Search the records that follow and extract every line containing the string "avec".

========================

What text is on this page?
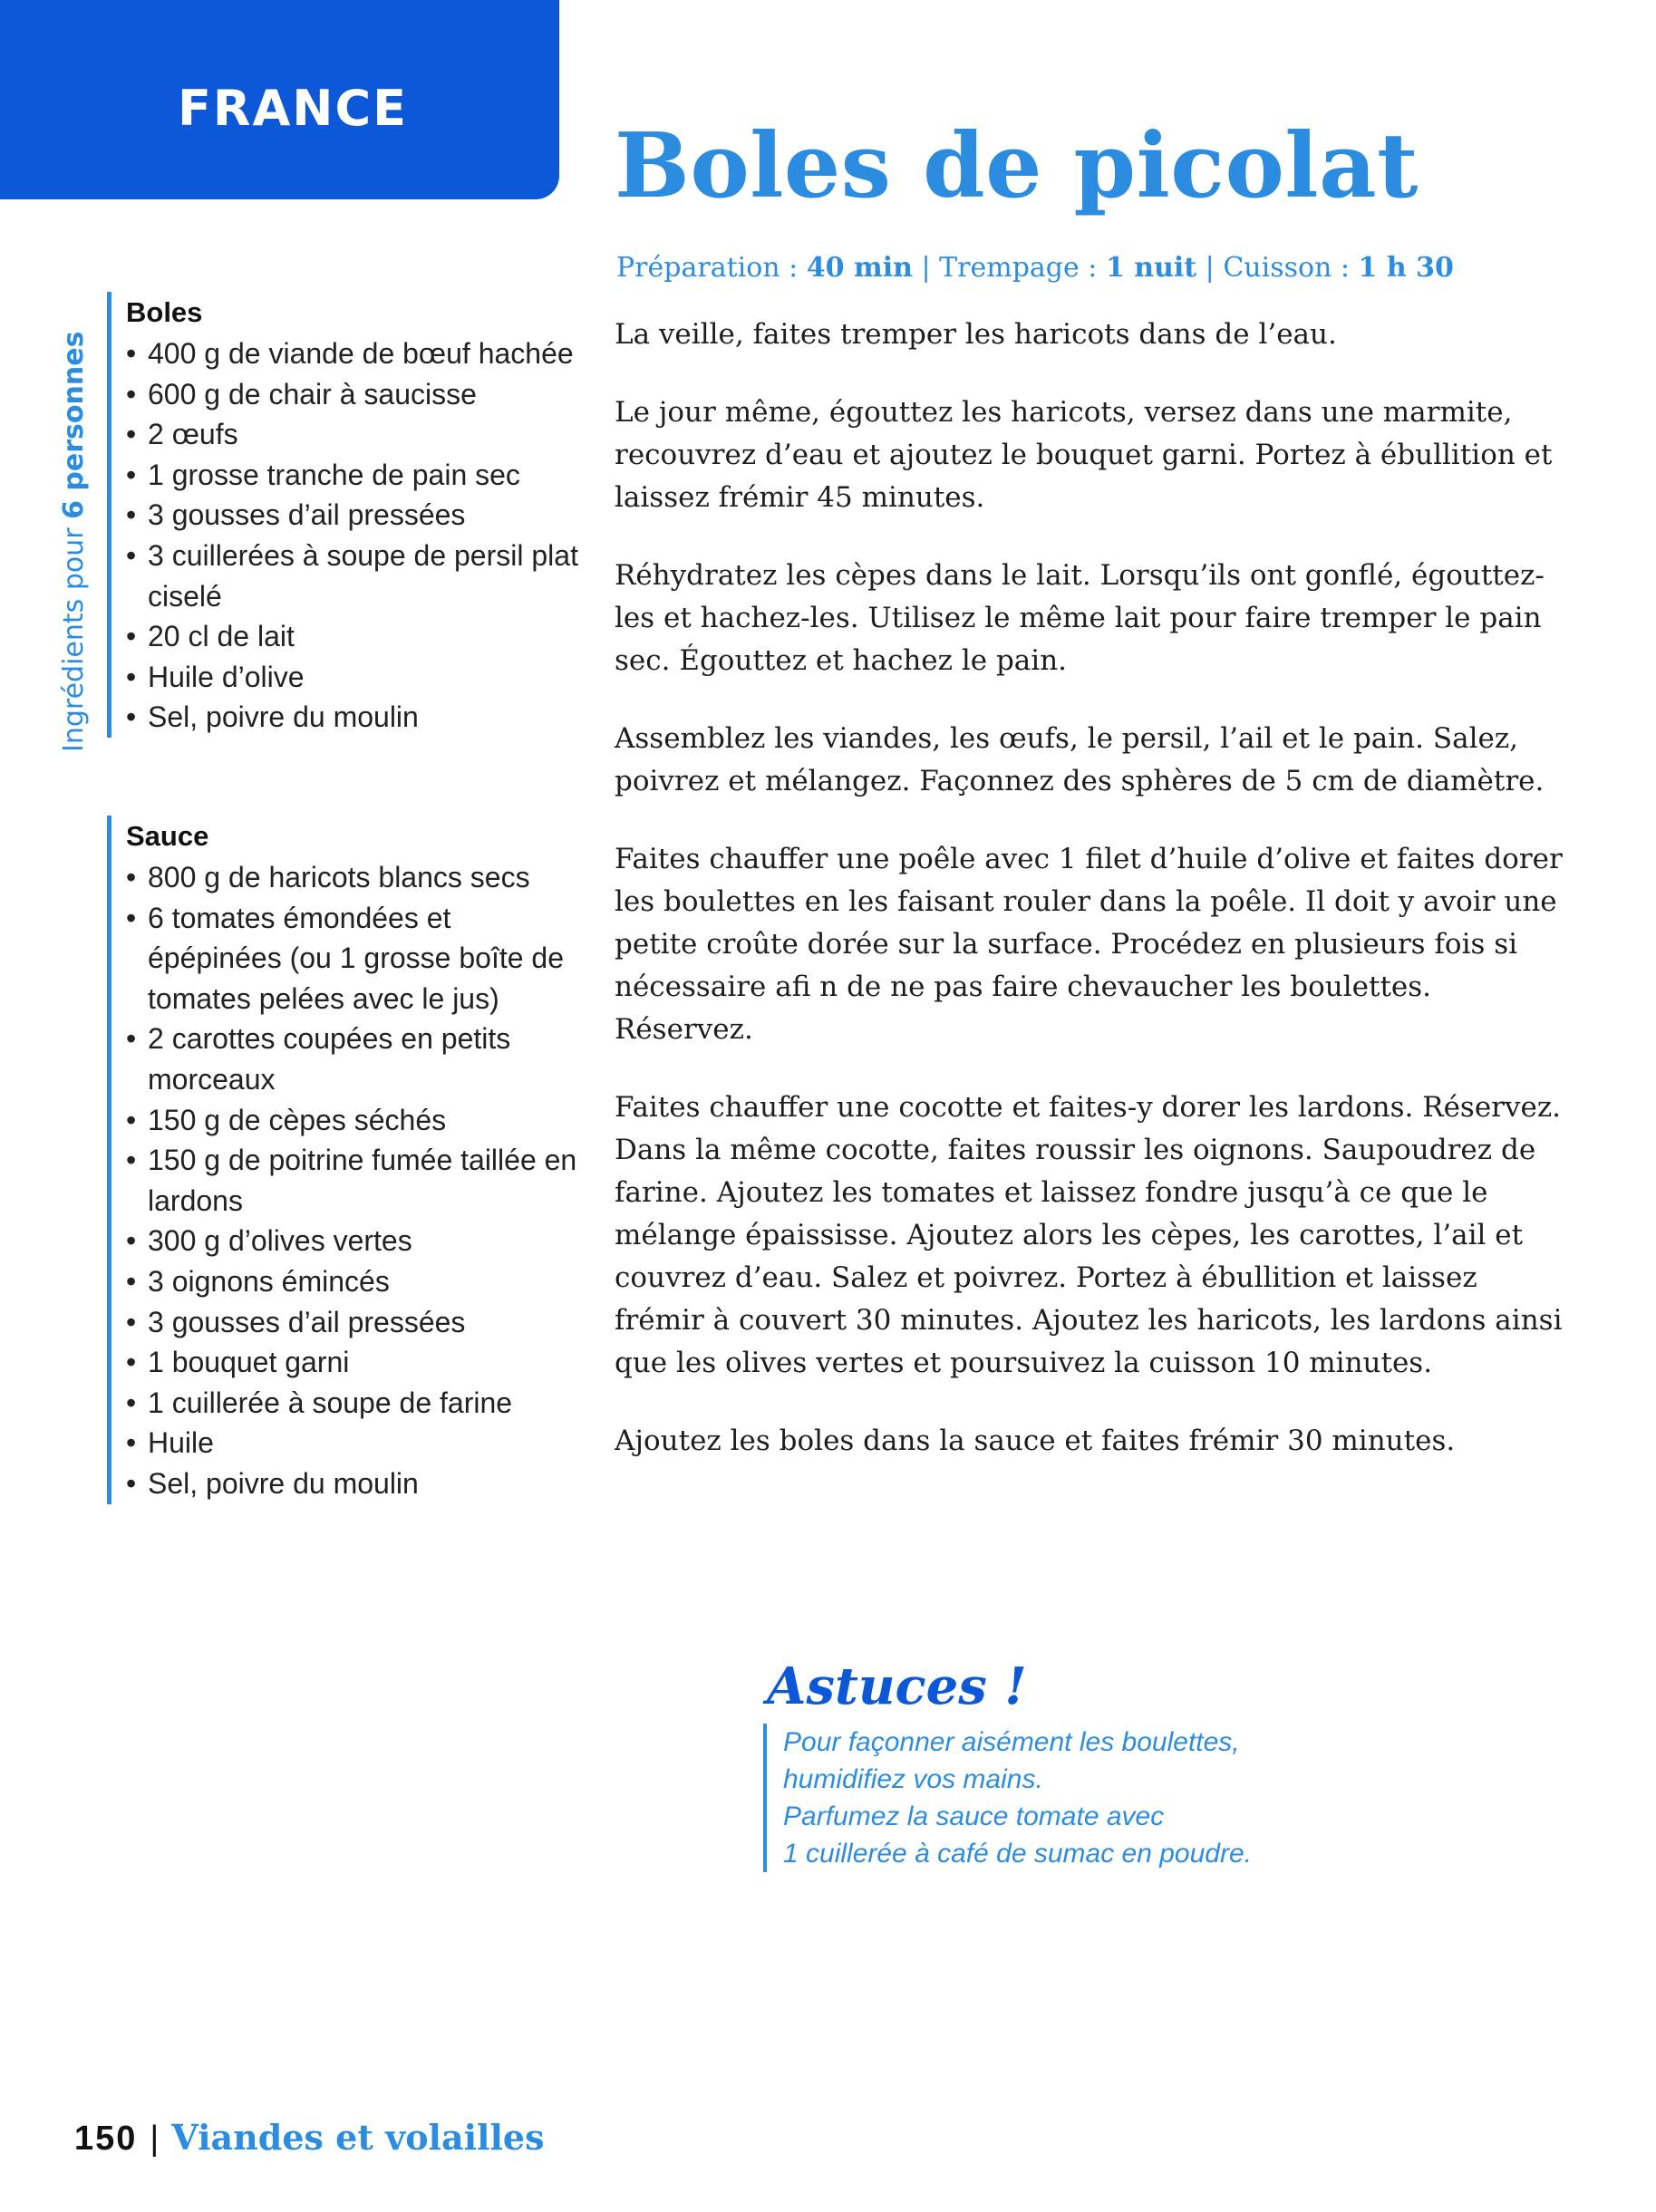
FRANCE
Boles de picolat
Préparation : 40 min | Trempage : 1 nuit | Cuisson : 1 h 30
Ingrédients pour 6 personnes
Boles
• 400 g de viande de bœuf hachée
• 600 g de chair à saucisse
• 2 œufs
• 1 grosse tranche de pain sec
• 3 gousses d’ail pressées
• 3 cuillerées à soupe de persil plat ciselé
• 20 cl de lait
• Huile d’olive
• Sel, poivre du moulin
Sauce
• 800 g de haricots blancs secs
• 6 tomates émondées et épépinées (ou 1 grosse boîte de tomates pelées avec le jus)
• 2 carottes coupées en petits morceaux
• 150 g de cèpes séchés
• 150 g de poitrine fumée taillée en lardons
• 300 g d’olives vertes
• 3 oignons émincés
• 3 gousses d’ail pressées
• 1 bouquet garni
• 1 cuillerée à soupe de farine
• Huile
• Sel, poivre du moulin

La veille, faites tremper les haricots dans de l’eau.

Le jour même, égouttez les haricots, versez dans une marmite, recouvrez d’eau et ajoutez le bouquet garni. Portez à ébullition et laissez frémir 45 minutes.

Réhydratez les cèpes dans le lait. Lorsqu’ils ont gonflé, égouttez-les et hachez-les. Utilisez le même lait pour faire tremper le pain sec. Égouttez et hachez le pain.

Assemblez les viandes, les œufs, le persil, l’ail et le pain. Salez, poivrez et mélangez. Façonnez des sphères de 5 cm de diamètre.

Faites chauffer une poêle avec 1 filet d’huile d’olive et faites dorer les boulettes en les faisant rouler dans la poêle. Il doit y avoir une petite croûte dorée sur la surface. Procédez en plusieurs fois si nécessaire afi n de ne pas faire chevaucher les boulettes. Réservez.

Faites chauffer une cocotte et faites-y dorer les lardons. Réservez. Dans la même cocotte, faites roussir les oignons. Saupoudrez de farine. Ajoutez les tomates et laissez fondre jusqu’à ce que le mélange épaississe. Ajoutez alors les cèpes, les carottes, l’ail et couvrez d’eau. Salez et poivrez. Portez à ébullition et laissez frémir à couvert 30 minutes. Ajoutez les haricots, les lardons ainsi que les olives vertes et poursuivez la cuisson 10 minutes.

Ajoutez les boles dans la sauce et faites frémir 30 minutes.

Astuces !
Pour façonner aisément les boulettes,
humidifiez vos mains.
Parfumez la sauce tomate avec
1 cuillerée à café de sumac en poudre.
150 | Viandes et volailles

========================

Exercise response —
• 6 tomates émondées et épépinées (ou 1 grosse boîte de tomates pelées avec le jus)
Faites chauffer une poêle avec 1 filet d’huile d’olive et faites dorer les boulettes en les faisant rouler dans la poêle. Il doit y avoir une petite croûte dorée sur la surface. Procédez en plusieurs fois si nécessaire afi n de ne pas faire chevaucher les boulettes. Réservez.
Parfumez la sauce tomate avec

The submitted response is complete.